- TASK STATEMENT
Can you reproduce the data verbatim, from its first line down to the line containing "keyword-try: try: [107, 124, 132, 148]", with both of those lines included?

::::::

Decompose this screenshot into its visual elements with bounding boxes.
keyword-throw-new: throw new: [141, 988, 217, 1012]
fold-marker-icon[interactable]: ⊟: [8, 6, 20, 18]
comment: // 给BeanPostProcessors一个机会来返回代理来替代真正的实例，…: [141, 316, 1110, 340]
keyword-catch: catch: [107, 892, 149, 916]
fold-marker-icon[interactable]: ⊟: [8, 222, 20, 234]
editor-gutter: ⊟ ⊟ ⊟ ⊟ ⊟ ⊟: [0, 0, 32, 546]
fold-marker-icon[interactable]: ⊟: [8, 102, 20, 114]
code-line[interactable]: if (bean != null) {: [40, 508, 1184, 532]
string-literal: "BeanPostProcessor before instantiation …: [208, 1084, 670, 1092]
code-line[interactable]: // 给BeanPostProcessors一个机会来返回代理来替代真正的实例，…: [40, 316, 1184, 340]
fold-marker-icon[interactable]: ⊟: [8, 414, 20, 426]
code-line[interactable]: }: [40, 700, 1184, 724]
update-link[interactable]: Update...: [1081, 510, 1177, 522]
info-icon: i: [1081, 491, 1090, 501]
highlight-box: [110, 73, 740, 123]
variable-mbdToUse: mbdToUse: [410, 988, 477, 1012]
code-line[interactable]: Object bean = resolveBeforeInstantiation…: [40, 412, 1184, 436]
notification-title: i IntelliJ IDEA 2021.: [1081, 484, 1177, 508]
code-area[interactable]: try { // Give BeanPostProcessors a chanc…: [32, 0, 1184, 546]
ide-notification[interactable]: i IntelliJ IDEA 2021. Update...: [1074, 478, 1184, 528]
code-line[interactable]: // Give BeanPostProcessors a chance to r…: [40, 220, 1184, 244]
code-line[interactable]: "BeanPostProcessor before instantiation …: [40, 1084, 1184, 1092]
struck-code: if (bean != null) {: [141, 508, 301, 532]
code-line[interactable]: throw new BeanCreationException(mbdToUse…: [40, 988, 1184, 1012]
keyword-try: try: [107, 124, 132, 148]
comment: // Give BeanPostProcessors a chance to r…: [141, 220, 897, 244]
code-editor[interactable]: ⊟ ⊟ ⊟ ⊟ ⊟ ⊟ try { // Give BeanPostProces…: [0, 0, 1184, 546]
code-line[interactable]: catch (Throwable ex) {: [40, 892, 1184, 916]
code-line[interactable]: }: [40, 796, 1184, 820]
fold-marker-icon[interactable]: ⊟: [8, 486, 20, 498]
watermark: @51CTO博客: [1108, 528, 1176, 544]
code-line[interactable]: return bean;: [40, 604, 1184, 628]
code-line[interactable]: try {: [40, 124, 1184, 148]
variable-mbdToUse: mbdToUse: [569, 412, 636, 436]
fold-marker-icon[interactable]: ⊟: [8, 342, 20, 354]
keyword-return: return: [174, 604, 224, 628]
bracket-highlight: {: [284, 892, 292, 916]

::::::

- EXERCISE ANSWER
Decompose this screenshot into its visual elements with bounding boxes.
keyword-throw-new: throw new: [141, 988, 217, 1012]
fold-marker-icon[interactable]: ⊟: [8, 6, 20, 18]
comment: // 给BeanPostProcessors一个机会来返回代理来替代真正的实例，…: [141, 316, 1110, 340]
keyword-catch: catch: [107, 892, 149, 916]
fold-marker-icon[interactable]: ⊟: [8, 222, 20, 234]
editor-gutter: ⊟ ⊟ ⊟ ⊟ ⊟ ⊟: [0, 0, 32, 546]
fold-marker-icon[interactable]: ⊟: [8, 102, 20, 114]
code-line[interactable]: if (bean != null) {: [40, 508, 1184, 532]
string-literal: "BeanPostProcessor before instantiation …: [208, 1084, 670, 1092]
code-line[interactable]: // 给BeanPostProcessors一个机会来返回代理来替代真正的实例，…: [40, 316, 1184, 340]
fold-marker-icon[interactable]: ⊟: [8, 414, 20, 426]
code-line[interactable]: }: [40, 700, 1184, 724]
update-link[interactable]: Update...: [1081, 510, 1177, 522]
info-icon: i: [1081, 491, 1090, 501]
highlight-box: [110, 73, 740, 123]
variable-mbdToUse: mbdToUse: [410, 988, 477, 1012]
code-line[interactable]: Object bean = resolveBeforeInstantiation…: [40, 412, 1184, 436]
notification-title: i IntelliJ IDEA 2021.: [1081, 484, 1177, 508]
code-area[interactable]: try { // Give BeanPostProcessors a chanc…: [32, 0, 1184, 546]
ide-notification[interactable]: i IntelliJ IDEA 2021. Update...: [1074, 478, 1184, 528]
code-line[interactable]: // Give BeanPostProcessors a chance to r…: [40, 220, 1184, 244]
code-line[interactable]: "BeanPostProcessor before instantiation …: [40, 1084, 1184, 1092]
struck-code: if (bean != null) {: [141, 508, 301, 532]
code-line[interactable]: throw new BeanCreationException(mbdToUse…: [40, 988, 1184, 1012]
keyword-try: try: [107, 124, 132, 148]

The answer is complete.